■ EXERCISE BRIEF ■
Print, exactly and completely, every entry in the data.

── INPUT MATERIAL ──

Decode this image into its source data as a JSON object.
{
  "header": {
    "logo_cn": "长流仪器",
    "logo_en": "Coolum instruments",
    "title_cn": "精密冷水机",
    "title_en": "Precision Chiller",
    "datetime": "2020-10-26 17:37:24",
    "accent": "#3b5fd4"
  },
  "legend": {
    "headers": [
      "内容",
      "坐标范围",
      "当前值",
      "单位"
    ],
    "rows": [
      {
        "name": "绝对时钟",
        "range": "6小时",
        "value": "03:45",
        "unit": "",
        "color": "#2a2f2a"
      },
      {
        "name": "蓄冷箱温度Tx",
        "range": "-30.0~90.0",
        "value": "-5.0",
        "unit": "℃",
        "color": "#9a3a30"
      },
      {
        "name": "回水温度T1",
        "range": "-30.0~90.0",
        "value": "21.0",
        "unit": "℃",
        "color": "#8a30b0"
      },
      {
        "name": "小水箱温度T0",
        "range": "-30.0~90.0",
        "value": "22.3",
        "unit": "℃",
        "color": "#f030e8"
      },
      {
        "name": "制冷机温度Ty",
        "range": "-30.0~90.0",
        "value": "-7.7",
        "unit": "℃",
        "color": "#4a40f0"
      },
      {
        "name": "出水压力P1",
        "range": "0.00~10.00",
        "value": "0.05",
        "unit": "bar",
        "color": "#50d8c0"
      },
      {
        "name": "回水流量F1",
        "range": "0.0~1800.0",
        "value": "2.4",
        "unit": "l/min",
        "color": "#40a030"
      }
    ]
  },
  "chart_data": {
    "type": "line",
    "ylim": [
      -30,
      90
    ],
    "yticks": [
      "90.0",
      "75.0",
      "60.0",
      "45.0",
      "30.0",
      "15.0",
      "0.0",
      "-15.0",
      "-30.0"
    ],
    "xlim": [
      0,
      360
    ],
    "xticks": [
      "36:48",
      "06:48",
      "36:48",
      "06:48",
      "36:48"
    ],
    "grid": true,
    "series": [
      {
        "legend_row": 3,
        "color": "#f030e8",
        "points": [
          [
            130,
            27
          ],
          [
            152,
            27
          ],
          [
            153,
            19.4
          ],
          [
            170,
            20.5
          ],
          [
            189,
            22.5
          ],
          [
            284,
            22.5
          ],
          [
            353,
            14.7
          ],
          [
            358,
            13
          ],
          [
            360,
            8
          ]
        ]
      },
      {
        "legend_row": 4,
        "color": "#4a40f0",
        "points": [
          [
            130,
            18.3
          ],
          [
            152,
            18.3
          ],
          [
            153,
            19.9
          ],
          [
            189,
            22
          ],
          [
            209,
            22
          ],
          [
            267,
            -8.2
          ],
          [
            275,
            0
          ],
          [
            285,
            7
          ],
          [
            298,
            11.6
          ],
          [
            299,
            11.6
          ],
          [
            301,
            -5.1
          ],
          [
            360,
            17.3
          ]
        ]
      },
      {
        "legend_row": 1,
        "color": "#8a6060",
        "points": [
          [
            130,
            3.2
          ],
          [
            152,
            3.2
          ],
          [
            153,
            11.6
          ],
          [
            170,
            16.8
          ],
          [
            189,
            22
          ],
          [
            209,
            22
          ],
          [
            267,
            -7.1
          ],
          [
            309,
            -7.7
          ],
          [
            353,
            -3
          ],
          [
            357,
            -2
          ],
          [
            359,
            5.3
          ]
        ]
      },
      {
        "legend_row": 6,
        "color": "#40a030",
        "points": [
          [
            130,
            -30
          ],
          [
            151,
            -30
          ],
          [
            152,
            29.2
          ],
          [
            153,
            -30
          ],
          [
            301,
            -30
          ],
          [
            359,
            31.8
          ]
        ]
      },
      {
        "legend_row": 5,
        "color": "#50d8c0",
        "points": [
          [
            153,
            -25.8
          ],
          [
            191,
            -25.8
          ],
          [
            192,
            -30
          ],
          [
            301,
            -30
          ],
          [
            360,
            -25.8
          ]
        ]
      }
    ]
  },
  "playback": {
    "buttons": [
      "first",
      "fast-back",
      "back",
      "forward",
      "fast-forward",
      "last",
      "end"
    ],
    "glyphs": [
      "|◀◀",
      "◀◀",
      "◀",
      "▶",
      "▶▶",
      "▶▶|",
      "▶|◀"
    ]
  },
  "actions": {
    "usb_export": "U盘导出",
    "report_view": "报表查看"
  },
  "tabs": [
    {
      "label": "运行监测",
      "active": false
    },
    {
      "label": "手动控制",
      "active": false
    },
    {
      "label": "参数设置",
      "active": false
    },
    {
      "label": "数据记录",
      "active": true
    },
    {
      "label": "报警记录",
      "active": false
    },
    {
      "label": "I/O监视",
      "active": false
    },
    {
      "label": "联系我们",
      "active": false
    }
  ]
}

───

■ TASK RESULT ■
Decode this image into its source data as a JSON object.
{
  "header": {
    "logo_cn": "长流仪器",
    "logo_en": "Coolum instruments",
    "title_cn": "精密冷水机",
    "title_en": "Precision Chiller",
    "datetime": "2020-10-26 17:37:24",
    "accent": "#3b5fd4"
  },
  "legend": {
    "headers": [
      "内容",
      "坐标范围",
      "当前值",
      "单位"
    ],
    "rows": [
      {
        "name": "绝对时钟",
        "range": "6小时",
        "value": "03:45",
        "unit": "",
        "color": "#2a2f2a"
      },
      {
        "name": "蓄冷箱温度Tx",
        "range": "-30.0~90.0",
        "value": "-5.0",
        "unit": "℃",
        "color": "#9a3a30"
      },
      {
        "name": "回水温度T1",
        "range": "-30.0~90.0",
        "value": "21.0",
        "unit": "℃",
        "color": "#8a30b0"
      },
      {
        "name": "小水箱温度T0",
        "range": "-30.0~90.0",
        "value": "22.3",
        "unit": "℃",
        "color": "#f030e8"
      },
      {
        "name": "制冷机温度Ty",
        "range": "-30.0~90.0",
        "value": "-7.7",
        "unit": "℃",
        "color": "#4a40f0"
      },
      {
        "name": "出水压力P1",
        "range": "0.00~10.00",
        "value": "0.05",
        "unit": "bar",
        "color": "#50d8c0"
      },
      {
        "name": "回水流量F1",
        "range": "0.0~1800.0",
        "value": "2.4",
        "unit": "l/min",
        "color": "#40a030"
      }
    ]
  },
  "chart_data": {
    "type": "line",
    "ylim": [
      -30,
      90
    ],
    "yticks": [
      "90.0",
      "75.0",
      "60.0",
      "45.0",
      "30.0",
      "15.0",
      "0.0",
      "-15.0",
      "-30.0"
    ],
    "xlim": [
      0,
      360
    ],
    "xticks": [
      "36:48",
      "06:48",
      "36:48",
      "06:48",
      "36:48"
    ],
    "grid": true,
    "series": [
      {
        "legend_row": 3,
        "color": "#f030e8",
        "points": [
          [
            130,
            27
          ],
          [
            152,
            27
          ],
          [
            153,
            19.4
          ],
          [
            170,
            20.5
          ],
          [
            189,
            22.5
          ],
          [
            284,
            22.5
          ],
          [
            353,
            14.7
          ],
          [
            358,
            13
          ],
          [
            360,
            8
          ]
        ]
      },
      {
        "legend_row": 4,
        "color": "#4a40f0",
        "points": [
          [
            130,
            18.3
          ],
          [
            152,
            18.3
          ],
          [
            153,
            19.9
          ],
          [
            189,
            22
          ],
          [
            209,
            22
          ],
          [
            267,
            -8.2
          ],
          [
            275,
            0
          ],
          [
            285,
            7
          ],
          [
            298,
            11.6
          ],
          [
            299,
            11.6
          ],
          [
            301,
            -5.1
          ],
          [
            360,
            17.3
          ]
        ]
      },
      {
        "legend_row": 1,
        "color": "#8a6060",
        "points": [
          [
            130,
            3.2
          ],
          [
            152,
            3.2
          ],
          [
            153,
            11.6
          ],
          [
            170,
            16.8
          ],
          [
            189,
            22
          ],
          [
            209,
            22
          ],
          [
            267,
            -7.1
          ],
          [
            309,
            -7.7
          ],
          [
            353,
            -3
          ],
          [
            357,
            -2
          ],
          [
            359,
            5.3
          ]
        ]
      },
      {
        "legend_row": 6,
        "color": "#40a030",
        "points": [
          [
            130,
            -30
          ],
          [
            151,
            -30
          ],
          [
            152,
            29.2
          ],
          [
            153,
            -30
          ],
          [
            301,
            -30
          ],
          [
            359,
            31.8
          ]
        ]
      },
      {
        "legend_row": 5,
        "color": "#50d8c0",
        "points": [
          [
            153,
            -25.8
          ],
          [
            191,
            -25.8
          ],
          [
            192,
            -30
          ],
          [
            301,
            -30
          ],
          [
            360,
            -25.8
          ]
        ]
      }
    ]
  },
  "playback": {
    "buttons": [
      "first",
      "fast-back",
      "back",
      "forward",
      "fast-forward",
      "last",
      "end"
    ],
    "glyphs": [
      "|◀◀",
      "◀◀",
      "◀",
      "▶",
      "▶▶",
      "▶▶|",
      "▶|◀"
    ]
  },
  "actions": {
    "usb_export": "U盘导出",
    "report_view": "报表查看"
  },
  "tabs": [
    {
      "label": "运行监测",
      "active": false
    },
    {
      "label": "手动控制",
      "active": false
    },
    {
      "label": "参数设置",
      "active": false
    },
    {
      "label": "数据记录",
      "active": true
    },
    {
      "label": "报警记录",
      "active": false
    },
    {
      "label": "I/O监视",
      "active": false
    },
    {
      "label": "联系我们",
      "active": false
    }
  ]
}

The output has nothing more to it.